-- DIRECTIONS --
Leaving out the pictures, retype all the material exactly.

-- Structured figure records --

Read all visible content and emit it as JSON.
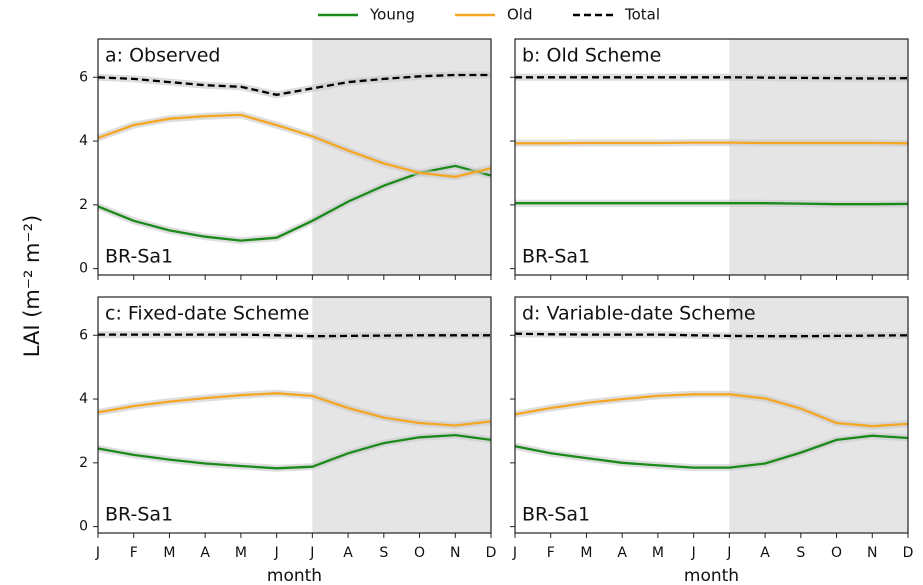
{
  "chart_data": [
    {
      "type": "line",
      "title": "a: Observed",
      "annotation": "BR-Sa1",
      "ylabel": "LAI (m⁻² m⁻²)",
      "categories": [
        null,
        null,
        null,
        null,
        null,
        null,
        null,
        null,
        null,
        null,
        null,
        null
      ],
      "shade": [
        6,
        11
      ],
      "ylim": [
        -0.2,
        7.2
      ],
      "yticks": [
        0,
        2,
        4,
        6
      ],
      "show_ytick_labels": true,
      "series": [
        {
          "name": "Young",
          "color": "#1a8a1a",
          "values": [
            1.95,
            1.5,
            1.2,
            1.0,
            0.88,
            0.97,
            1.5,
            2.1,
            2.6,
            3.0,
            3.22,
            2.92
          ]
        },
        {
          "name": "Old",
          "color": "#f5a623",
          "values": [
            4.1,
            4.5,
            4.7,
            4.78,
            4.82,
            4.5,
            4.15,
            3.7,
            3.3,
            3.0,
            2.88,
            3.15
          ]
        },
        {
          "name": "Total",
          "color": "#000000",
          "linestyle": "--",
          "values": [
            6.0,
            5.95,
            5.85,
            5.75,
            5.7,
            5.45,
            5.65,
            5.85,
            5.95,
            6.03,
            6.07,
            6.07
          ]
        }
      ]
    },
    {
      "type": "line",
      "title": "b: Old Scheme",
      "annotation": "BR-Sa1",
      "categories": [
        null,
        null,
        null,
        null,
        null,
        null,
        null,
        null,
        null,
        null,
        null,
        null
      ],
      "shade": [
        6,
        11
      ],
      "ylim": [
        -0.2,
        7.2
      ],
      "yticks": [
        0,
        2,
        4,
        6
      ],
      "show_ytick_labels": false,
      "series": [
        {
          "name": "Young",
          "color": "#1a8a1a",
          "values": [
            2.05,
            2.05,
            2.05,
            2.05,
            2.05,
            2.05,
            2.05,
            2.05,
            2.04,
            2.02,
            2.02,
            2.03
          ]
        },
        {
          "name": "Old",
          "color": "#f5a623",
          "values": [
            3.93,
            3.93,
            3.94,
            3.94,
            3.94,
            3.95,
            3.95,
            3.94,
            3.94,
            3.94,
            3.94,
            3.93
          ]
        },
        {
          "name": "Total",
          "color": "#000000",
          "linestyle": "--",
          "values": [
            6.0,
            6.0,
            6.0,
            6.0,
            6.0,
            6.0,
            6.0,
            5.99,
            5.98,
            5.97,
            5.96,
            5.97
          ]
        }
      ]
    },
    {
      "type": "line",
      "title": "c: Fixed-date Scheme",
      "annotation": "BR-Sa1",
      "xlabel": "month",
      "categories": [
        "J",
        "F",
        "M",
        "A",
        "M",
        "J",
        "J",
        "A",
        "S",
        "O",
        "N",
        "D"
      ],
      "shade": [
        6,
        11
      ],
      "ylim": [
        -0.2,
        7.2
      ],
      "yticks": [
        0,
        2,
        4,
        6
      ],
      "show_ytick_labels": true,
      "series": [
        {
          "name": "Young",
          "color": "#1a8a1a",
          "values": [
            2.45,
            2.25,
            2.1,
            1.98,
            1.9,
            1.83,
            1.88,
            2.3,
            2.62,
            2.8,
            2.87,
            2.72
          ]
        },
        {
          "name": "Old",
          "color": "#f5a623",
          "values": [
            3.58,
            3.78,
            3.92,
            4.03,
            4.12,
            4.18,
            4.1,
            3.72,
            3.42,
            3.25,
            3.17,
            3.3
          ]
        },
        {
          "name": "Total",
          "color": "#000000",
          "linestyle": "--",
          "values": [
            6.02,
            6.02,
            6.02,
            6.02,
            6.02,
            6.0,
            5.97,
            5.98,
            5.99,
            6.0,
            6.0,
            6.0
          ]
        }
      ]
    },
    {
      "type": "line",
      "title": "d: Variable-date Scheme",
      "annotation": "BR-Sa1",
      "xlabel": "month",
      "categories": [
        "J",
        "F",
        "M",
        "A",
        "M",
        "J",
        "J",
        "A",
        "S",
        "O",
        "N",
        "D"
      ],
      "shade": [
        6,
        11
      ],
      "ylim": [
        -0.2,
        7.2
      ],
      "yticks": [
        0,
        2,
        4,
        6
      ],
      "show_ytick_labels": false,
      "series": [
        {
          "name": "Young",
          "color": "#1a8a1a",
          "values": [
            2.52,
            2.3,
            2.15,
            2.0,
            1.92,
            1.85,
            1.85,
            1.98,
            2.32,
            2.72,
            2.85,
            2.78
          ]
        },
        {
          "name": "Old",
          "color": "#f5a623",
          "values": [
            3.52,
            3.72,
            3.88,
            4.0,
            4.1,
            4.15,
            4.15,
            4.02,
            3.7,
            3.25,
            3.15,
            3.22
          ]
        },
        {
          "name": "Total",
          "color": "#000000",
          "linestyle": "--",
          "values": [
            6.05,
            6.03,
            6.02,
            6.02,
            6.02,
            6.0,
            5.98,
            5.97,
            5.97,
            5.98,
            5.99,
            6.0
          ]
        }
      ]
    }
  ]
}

-- SOLVED EXERCISE --
Read all visible content and emit it as JSON.
{
  "chart_data": [
    {
      "type": "line",
      "title": "a: Observed",
      "annotation": "BR-Sa1",
      "ylabel": "LAI (m⁻² m⁻²)",
      "categories": [
        null,
        null,
        null,
        null,
        null,
        null,
        null,
        null,
        null,
        null,
        null,
        null
      ],
      "shade": [
        6,
        11
      ],
      "ylim": [
        -0.2,
        7.2
      ],
      "yticks": [
        0,
        2,
        4,
        6
      ],
      "show_ytick_labels": true,
      "series": [
        {
          "name": "Young",
          "color": "#1a8a1a",
          "values": [
            1.95,
            1.5,
            1.2,
            1.0,
            0.88,
            0.97,
            1.5,
            2.1,
            2.6,
            3.0,
            3.22,
            2.92
          ]
        },
        {
          "name": "Old",
          "color": "#f5a623",
          "values": [
            4.1,
            4.5,
            4.7,
            4.78,
            4.82,
            4.5,
            4.15,
            3.7,
            3.3,
            3.0,
            2.88,
            3.15
          ]
        },
        {
          "name": "Total",
          "color": "#000000",
          "linestyle": "--",
          "values": [
            6.0,
            5.95,
            5.85,
            5.75,
            5.7,
            5.45,
            5.65,
            5.85,
            5.95,
            6.03,
            6.07,
            6.07
          ]
        }
      ]
    },
    {
      "type": "line",
      "title": "b: Old Scheme",
      "annotation": "BR-Sa1",
      "categories": [
        null,
        null,
        null,
        null,
        null,
        null,
        null,
        null,
        null,
        null,
        null,
        null
      ],
      "shade": [
        6,
        11
      ],
      "ylim": [
        -0.2,
        7.2
      ],
      "yticks": [
        0,
        2,
        4,
        6
      ],
      "show_ytick_labels": false,
      "series": [
        {
          "name": "Young",
          "color": "#1a8a1a",
          "values": [
            2.05,
            2.05,
            2.05,
            2.05,
            2.05,
            2.05,
            2.05,
            2.05,
            2.04,
            2.02,
            2.02,
            2.03
          ]
        },
        {
          "name": "Old",
          "color": "#f5a623",
          "values": [
            3.93,
            3.93,
            3.94,
            3.94,
            3.94,
            3.95,
            3.95,
            3.94,
            3.94,
            3.94,
            3.94,
            3.93
          ]
        },
        {
          "name": "Total",
          "color": "#000000",
          "linestyle": "--",
          "values": [
            6.0,
            6.0,
            6.0,
            6.0,
            6.0,
            6.0,
            6.0,
            5.99,
            5.98,
            5.97,
            5.96,
            5.97
          ]
        }
      ]
    },
    {
      "type": "line",
      "title": "c: Fixed-date Scheme",
      "annotation": "BR-Sa1",
      "xlabel": "month",
      "categories": [
        "J",
        "F",
        "M",
        "A",
        "M",
        "J",
        "J",
        "A",
        "S",
        "O",
        "N",
        "D"
      ],
      "shade": [
        6,
        11
      ],
      "ylim": [
        -0.2,
        7.2
      ],
      "yticks": [
        0,
        2,
        4,
        6
      ],
      "show_ytick_labels": true,
      "series": [
        {
          "name": "Young",
          "color": "#1a8a1a",
          "values": [
            2.45,
            2.25,
            2.1,
            1.98,
            1.9,
            1.83,
            1.88,
            2.3,
            2.62,
            2.8,
            2.87,
            2.72
          ]
        },
        {
          "name": "Old",
          "color": "#f5a623",
          "values": [
            3.58,
            3.78,
            3.92,
            4.03,
            4.12,
            4.18,
            4.1,
            3.72,
            3.42,
            3.25,
            3.17,
            3.3
          ]
        },
        {
          "name": "Total",
          "color": "#000000",
          "linestyle": "--",
          "values": [
            6.02,
            6.02,
            6.02,
            6.02,
            6.02,
            6.0,
            5.97,
            5.98,
            5.99,
            6.0,
            6.0,
            6.0
          ]
        }
      ]
    },
    {
      "type": "line",
      "title": "d: Variable-date Scheme",
      "annotation": "BR-Sa1",
      "xlabel": "month",
      "categories": [
        "J",
        "F",
        "M",
        "A",
        "M",
        "J",
        "J",
        "A",
        "S",
        "O",
        "N",
        "D"
      ],
      "shade": [
        6,
        11
      ],
      "ylim": [
        -0.2,
        7.2
      ],
      "yticks": [
        0,
        2,
        4,
        6
      ],
      "show_ytick_labels": false,
      "series": [
        {
          "name": "Young",
          "color": "#1a8a1a",
          "values": [
            2.52,
            2.3,
            2.15,
            2.0,
            1.92,
            1.85,
            1.85,
            1.98,
            2.32,
            2.72,
            2.85,
            2.78
          ]
        },
        {
          "name": "Old",
          "color": "#f5a623",
          "values": [
            3.52,
            3.72,
            3.88,
            4.0,
            4.1,
            4.15,
            4.15,
            4.02,
            3.7,
            3.25,
            3.15,
            3.22
          ]
        },
        {
          "name": "Total",
          "color": "#000000",
          "linestyle": "--",
          "values": [
            6.05,
            6.03,
            6.02,
            6.02,
            6.02,
            6.0,
            5.98,
            5.97,
            5.97,
            5.98,
            5.99,
            6.0
          ]
        }
      ]
    }
  ]
}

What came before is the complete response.